===== PROVIDED MATERIAL =====

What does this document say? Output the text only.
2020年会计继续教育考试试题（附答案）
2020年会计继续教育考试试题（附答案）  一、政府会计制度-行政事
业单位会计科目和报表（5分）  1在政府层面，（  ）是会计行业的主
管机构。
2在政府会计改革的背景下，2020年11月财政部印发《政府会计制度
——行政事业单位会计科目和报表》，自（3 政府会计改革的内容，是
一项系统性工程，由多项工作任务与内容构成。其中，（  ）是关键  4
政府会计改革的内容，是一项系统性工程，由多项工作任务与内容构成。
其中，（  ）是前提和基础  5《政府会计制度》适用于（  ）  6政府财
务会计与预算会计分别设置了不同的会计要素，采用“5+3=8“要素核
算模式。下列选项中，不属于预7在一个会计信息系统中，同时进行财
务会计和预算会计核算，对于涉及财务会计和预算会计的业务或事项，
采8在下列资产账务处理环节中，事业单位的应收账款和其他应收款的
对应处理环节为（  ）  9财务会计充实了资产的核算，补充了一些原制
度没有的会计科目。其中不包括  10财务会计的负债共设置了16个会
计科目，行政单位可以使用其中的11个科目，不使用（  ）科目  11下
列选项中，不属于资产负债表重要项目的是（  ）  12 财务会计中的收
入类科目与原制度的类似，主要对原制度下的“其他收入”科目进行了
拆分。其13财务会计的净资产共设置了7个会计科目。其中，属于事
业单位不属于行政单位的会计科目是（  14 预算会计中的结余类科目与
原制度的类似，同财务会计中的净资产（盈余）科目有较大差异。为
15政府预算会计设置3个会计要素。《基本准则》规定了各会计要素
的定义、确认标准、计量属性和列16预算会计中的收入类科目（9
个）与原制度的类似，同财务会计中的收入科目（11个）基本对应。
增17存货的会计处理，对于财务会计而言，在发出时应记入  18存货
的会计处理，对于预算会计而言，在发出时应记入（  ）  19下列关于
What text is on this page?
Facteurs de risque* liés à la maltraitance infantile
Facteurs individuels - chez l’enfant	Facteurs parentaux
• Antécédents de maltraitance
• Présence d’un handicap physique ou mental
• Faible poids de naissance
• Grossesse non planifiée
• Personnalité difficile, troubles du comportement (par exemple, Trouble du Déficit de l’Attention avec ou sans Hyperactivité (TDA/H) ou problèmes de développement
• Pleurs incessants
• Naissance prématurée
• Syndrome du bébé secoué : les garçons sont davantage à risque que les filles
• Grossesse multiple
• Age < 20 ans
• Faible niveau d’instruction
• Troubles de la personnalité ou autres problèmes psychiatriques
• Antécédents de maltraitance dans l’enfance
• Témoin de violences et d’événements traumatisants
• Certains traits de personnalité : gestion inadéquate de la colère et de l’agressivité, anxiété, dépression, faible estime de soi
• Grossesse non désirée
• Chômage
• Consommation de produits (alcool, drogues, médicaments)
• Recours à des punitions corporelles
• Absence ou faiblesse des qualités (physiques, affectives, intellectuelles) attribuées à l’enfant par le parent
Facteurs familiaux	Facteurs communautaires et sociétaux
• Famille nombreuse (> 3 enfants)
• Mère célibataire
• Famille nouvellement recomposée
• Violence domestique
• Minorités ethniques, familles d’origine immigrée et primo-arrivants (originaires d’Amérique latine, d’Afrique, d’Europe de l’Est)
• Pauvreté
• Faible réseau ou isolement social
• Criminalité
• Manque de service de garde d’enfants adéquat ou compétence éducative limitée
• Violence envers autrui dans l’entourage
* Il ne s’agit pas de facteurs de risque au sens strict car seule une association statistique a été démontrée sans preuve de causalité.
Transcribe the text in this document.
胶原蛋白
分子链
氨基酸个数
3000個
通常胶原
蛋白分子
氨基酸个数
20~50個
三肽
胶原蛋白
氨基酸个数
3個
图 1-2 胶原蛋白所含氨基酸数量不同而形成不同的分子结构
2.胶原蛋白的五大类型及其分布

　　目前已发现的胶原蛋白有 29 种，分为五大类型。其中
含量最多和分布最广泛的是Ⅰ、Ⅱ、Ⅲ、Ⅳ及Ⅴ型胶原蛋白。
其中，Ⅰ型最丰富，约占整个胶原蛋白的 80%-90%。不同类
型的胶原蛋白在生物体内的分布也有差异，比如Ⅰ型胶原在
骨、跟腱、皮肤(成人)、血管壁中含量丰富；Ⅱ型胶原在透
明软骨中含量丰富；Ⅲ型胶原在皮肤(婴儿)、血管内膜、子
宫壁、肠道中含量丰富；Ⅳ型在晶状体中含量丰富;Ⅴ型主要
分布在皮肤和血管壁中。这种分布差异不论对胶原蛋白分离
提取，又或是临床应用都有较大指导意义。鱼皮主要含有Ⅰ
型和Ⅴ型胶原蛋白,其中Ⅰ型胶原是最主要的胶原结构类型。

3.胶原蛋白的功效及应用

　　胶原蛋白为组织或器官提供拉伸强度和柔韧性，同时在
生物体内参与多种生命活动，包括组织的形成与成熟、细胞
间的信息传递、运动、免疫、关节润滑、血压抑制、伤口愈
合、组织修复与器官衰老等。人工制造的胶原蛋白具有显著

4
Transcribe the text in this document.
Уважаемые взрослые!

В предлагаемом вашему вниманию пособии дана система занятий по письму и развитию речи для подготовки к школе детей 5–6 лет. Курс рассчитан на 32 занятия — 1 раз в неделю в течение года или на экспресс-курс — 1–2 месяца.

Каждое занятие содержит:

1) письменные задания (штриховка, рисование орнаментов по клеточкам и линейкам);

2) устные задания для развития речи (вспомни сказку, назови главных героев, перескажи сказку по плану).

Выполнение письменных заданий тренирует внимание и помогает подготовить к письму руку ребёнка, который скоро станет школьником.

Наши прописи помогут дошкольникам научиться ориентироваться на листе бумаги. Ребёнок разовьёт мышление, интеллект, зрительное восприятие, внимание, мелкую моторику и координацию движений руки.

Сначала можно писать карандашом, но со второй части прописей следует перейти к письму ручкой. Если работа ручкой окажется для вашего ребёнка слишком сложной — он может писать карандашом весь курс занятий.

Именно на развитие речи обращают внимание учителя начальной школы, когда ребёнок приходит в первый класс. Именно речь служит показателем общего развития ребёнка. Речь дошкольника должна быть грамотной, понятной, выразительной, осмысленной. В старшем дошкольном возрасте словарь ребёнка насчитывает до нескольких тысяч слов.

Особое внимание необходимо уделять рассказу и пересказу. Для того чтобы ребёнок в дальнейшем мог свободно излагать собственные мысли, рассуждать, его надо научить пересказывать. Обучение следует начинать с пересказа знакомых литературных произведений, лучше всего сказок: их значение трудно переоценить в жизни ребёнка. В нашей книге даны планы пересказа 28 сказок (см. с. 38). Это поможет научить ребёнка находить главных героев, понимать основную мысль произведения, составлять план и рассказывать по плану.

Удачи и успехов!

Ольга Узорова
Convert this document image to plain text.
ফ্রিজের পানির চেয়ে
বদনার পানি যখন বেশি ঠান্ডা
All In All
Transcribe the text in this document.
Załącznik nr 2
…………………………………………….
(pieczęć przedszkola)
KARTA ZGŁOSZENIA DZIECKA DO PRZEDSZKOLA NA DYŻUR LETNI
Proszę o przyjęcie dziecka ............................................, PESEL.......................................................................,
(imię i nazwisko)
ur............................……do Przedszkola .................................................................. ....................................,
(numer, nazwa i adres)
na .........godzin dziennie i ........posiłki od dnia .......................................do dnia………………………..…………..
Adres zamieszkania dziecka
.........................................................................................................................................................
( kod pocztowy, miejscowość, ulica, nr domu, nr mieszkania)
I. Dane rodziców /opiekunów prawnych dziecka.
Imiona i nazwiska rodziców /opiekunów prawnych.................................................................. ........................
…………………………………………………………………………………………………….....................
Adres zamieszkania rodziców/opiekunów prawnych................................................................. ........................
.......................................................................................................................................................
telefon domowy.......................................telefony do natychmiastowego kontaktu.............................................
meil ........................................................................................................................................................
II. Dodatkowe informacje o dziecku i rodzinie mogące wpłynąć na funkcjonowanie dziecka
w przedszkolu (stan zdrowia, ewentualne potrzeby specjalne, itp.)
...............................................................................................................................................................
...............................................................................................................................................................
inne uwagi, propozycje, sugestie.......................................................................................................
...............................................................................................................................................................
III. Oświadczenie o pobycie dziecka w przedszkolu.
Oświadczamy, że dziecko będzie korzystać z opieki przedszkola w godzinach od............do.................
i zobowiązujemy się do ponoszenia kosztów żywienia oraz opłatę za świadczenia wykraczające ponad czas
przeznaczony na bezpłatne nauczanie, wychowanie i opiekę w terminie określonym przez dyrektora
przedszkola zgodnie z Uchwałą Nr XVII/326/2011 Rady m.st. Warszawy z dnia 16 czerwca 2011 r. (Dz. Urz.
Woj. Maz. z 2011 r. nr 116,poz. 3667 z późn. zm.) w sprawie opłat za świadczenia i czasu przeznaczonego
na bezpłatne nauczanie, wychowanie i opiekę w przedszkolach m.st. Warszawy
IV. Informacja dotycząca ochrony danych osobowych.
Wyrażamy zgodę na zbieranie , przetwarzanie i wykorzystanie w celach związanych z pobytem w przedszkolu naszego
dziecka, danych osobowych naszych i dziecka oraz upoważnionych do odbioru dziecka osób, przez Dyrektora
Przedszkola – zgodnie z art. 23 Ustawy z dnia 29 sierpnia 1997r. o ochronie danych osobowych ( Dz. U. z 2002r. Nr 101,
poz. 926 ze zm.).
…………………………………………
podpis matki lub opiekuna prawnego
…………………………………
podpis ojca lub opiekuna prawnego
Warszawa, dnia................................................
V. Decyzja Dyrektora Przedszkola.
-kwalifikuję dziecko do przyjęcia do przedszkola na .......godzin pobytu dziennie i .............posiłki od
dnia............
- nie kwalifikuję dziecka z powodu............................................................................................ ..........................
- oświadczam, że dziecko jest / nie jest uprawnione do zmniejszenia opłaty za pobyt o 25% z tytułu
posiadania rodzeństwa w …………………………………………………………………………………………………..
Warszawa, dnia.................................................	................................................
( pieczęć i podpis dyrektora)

=====

#### TASK DESCRIPTION
The answer is a single number, the count of lines in the records that contain the string "zgodnie".

#### RIGHT ANSWER
2